▶ **TASK OBJECTIVE**
Retype each entry below exactly as it stands.
----- RECORDS FOR THE EXERCISE -----
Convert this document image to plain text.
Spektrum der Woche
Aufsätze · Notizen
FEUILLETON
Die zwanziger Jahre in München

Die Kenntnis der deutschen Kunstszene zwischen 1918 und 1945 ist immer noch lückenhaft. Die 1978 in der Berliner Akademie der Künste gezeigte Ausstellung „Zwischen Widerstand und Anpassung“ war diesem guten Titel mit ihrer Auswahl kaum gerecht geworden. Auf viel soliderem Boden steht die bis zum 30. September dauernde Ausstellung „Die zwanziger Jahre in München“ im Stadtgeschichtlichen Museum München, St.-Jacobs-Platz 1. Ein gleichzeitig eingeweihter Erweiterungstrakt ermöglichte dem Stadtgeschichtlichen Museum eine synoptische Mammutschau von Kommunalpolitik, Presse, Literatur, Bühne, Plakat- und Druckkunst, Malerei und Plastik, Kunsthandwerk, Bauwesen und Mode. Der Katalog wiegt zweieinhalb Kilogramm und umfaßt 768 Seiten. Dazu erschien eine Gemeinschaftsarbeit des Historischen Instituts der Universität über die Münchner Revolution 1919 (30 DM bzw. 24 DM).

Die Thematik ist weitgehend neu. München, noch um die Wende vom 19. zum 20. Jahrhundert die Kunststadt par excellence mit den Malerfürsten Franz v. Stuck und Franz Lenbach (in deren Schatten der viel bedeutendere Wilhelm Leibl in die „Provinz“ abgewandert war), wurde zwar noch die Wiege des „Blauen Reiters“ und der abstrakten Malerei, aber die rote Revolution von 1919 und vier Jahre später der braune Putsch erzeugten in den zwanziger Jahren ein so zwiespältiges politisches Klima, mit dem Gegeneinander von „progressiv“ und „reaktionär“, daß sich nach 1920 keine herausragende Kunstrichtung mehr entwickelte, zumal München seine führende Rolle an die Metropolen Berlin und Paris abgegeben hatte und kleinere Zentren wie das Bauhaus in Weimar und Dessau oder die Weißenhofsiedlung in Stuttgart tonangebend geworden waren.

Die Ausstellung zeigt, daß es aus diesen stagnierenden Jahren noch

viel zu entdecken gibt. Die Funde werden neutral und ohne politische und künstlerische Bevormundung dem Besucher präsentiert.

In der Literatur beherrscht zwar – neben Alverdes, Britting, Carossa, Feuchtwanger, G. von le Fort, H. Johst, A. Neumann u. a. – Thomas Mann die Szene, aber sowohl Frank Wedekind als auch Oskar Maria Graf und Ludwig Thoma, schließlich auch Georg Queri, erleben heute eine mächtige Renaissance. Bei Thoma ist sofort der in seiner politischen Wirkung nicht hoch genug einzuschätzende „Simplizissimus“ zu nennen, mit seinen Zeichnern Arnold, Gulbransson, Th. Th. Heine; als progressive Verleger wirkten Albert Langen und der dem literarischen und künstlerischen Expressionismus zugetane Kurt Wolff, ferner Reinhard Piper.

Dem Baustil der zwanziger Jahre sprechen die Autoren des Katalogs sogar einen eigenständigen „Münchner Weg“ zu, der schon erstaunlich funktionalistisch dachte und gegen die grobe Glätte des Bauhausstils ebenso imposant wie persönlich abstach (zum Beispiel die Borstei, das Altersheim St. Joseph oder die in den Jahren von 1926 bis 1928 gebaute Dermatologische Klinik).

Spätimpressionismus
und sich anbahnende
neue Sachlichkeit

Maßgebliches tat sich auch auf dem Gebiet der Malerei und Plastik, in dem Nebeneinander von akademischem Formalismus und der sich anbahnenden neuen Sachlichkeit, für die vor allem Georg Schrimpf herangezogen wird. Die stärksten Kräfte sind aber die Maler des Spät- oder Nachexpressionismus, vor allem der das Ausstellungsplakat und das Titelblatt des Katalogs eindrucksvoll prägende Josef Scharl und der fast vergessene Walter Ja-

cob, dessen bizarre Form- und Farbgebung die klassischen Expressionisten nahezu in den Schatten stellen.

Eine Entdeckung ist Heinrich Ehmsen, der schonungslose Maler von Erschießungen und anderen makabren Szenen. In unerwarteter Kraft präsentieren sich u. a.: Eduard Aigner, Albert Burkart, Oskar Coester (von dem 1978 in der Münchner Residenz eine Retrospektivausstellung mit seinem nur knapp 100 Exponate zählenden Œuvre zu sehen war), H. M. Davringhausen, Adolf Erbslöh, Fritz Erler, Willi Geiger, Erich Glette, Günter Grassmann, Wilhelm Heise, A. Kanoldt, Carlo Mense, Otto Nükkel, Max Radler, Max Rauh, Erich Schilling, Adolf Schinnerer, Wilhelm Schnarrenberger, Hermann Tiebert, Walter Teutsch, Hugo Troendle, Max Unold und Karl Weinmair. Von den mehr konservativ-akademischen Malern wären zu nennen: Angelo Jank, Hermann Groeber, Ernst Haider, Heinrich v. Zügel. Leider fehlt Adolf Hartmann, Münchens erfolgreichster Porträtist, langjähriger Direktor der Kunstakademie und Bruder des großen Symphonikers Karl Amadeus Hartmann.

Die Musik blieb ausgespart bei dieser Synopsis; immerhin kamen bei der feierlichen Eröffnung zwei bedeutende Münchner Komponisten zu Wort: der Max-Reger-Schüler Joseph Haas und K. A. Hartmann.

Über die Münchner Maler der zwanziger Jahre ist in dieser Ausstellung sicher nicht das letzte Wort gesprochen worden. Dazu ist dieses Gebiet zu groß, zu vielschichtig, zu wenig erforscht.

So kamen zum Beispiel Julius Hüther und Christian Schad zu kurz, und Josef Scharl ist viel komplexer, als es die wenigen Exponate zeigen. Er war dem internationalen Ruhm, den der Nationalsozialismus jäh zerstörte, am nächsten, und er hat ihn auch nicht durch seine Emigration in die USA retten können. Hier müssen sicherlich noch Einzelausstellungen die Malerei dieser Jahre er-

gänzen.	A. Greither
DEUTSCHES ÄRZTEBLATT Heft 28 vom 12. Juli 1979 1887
-----
▶ **RESULT FOR THIS TASK**
Convert this document image to plain text.
Spektrum der Woche
Aufsätze · Notizen
FEUILLETON
Die zwanziger Jahre in München

Die Kenntnis der deutschen Kunstszene zwischen 1918 und 1945 ist immer noch lückenhaft. Die 1978 in der Berliner Akademie der Künste gezeigte Ausstellung „Zwischen Widerstand und Anpassung“ war diesem guten Titel mit ihrer Auswahl kaum gerecht geworden. Auf viel soliderem Boden steht die bis zum 30. September dauernde Ausstellung „Die zwanziger Jahre in München“ im Stadtgeschichtlichen Museum München, St.-Jacobs-Platz 1. Ein gleichzeitig eingeweihter Erweiterungstrakt ermöglichte dem Stadtgeschichtlichen Museum eine synoptische Mammutschau von Kommunalpolitik, Presse, Literatur, Bühne, Plakat- und Druckkunst, Malerei und Plastik, Kunsthandwerk, Bauwesen und Mode. Der Katalog wiegt zweieinhalb Kilogramm und umfaßt 768 Seiten. Dazu erschien eine Gemeinschaftsarbeit des Historischen Instituts der Universität über die Münchner Revolution 1919 (30 DM bzw. 24 DM).

Die Thematik ist weitgehend neu. München, noch um die Wende vom 19. zum 20. Jahrhundert die Kunststadt par excellence mit den Malerfürsten Franz v. Stuck und Franz Lenbach (in deren Schatten der viel bedeutendere Wilhelm Leibl in die „Provinz“ abgewandert war), wurde zwar noch die Wiege des „Blauen Reiters“ und der abstrakten Malerei, aber die rote Revolution von 1919 und vier Jahre später der braune Putsch erzeugten in den zwanziger Jahren ein so zwiespältiges politisches Klima, mit dem Gegeneinander von „progressiv“ und „reaktionär“, daß sich nach 1920 keine herausragende Kunstrichtung mehr entwickelte, zumal München seine führende Rolle an die Metropolen Berlin und Paris abgegeben hatte und kleinere Zentren wie das Bauhaus in Weimar und Dessau oder die Weißenhofsiedlung in Stuttgart tonangebend geworden waren.

Die Ausstellung zeigt, daß es aus diesen stagnierenden Jahren noch

viel zu entdecken gibt. Die Funde werden neutral und ohne politische und künstlerische Bevormundung dem Besucher präsentiert.

In der Literatur beherrscht zwar – neben Alverdes, Britting, Carossa, Feuchtwanger, G. von le Fort, H. Johst, A. Neumann u. a. – Thomas Mann die Szene, aber sowohl Frank Wedekind als auch Oskar Maria Graf und Ludwig Thoma, schließlich auch Georg Queri, erleben heute eine mächtige Renaissance. Bei Thoma ist sofort der in seiner politischen Wirkung nicht hoch genug einzuschätzende „Simplizissimus“ zu nennen, mit seinen Zeichnern Arnold, Gulbransson, Th. Th. Heine; als progressive Verleger wirkten Albert Langen und der dem literarischen und künstlerischen Expressionismus zugetane Kurt Wolff, ferner Reinhard Piper.

Dem Baustil der zwanziger Jahre sprechen die Autoren des Katalogs sogar einen eigenständigen „Münchner Weg“ zu, der schon erstaunlich funktionalistisch dachte und gegen die grobe Glätte des Bauhausstils ebenso imposant wie persönlich abstach (zum Beispiel die Borstei, das Altersheim St. Joseph oder die in den Jahren von 1926 bis 1928 gebaute Dermatologische Klinik).

Spätimpressionismus
und sich anbahnende
neue Sachlichkeit

Maßgebliches tat sich auch auf dem Gebiet der Malerei und Plastik, in dem Nebeneinander von akademischem Formalismus und der sich anbahnenden neuen Sachlichkeit, für die vor allem Georg Schrimpf herangezogen wird. Die stärksten Kräfte sind aber die Maler des Spät- oder Nachexpressionismus, vor allem der das Ausstellungsplakat und das Titelblatt des Katalogs eindrucksvoll prägende Josef Scharl und der fast vergessene Walter Ja-

cob, dessen bizarre Form- und Farbgebung die klassischen Expressionisten nahezu in den Schatten stellen.

Eine Entdeckung ist Heinrich Ehmsen, der schonungslose Maler von Erschießungen und anderen makabren Szenen. In unerwarteter Kraft präsentieren sich u. a.: Eduard Aigner, Albert Burkart, Oskar Coester (von dem 1978 in der Münchner Residenz eine Retrospektivausstellung mit seinem nur knapp 100 Exponate zählenden Œuvre zu sehen war), H. M. Davringhausen, Adolf Erbslöh, Fritz Erler, Willi Geiger, Erich Glette, Günter Grassmann, Wilhelm Heise, A. Kanoldt, Carlo Mense, Otto Nükkel, Max Radler, Max Rauh, Erich Schilling, Adolf Schinnerer, Wilhelm Schnarrenberger, Hermann Tiebert, Walter Teutsch, Hugo Troendle, Max Unold und Karl Weinmair. Von den mehr konservativ-akademischen Malern wären zu nennen: Angelo Jank, Hermann Groeber, Ernst Haider, Heinrich v. Zügel. Leider fehlt Adolf Hartmann, Münchens erfolgreichster Porträtist, langjähriger Direktor der Kunstakademie und Bruder des großen Symphonikers Karl Amadeus Hartmann.

Die Musik blieb ausgespart bei dieser Synopsis; immerhin kamen bei der feierlichen Eröffnung zwei bedeutende Münchner Komponisten zu Wort: der Max-Reger-Schüler Joseph Haas und K. A. Hartmann.

Über die Münchner Maler der zwanziger Jahre ist in dieser Ausstellung sicher nicht das letzte Wort gesprochen worden. Dazu ist dieses Gebiet zu groß, zu vielschichtig, zu wenig erforscht.

So kamen zum Beispiel Julius Hüther und Christian Schad zu kurz, und Josef Scharl ist viel komplexer, als es die wenigen Exponate zeigen. Er war dem internationalen Ruhm, den der Nationalsozialismus jäh zerstörte, am nächsten, und er hat ihn auch nicht durch seine Emigration in die USA retten können. Hier müssen sicherlich noch Einzelausstellungen die Malerei dieser Jahre er-

gänzen.	A. Greither
DEUTSCHES ÄRZTEBLATT Heft 28 vom 12. Juli 1979 1887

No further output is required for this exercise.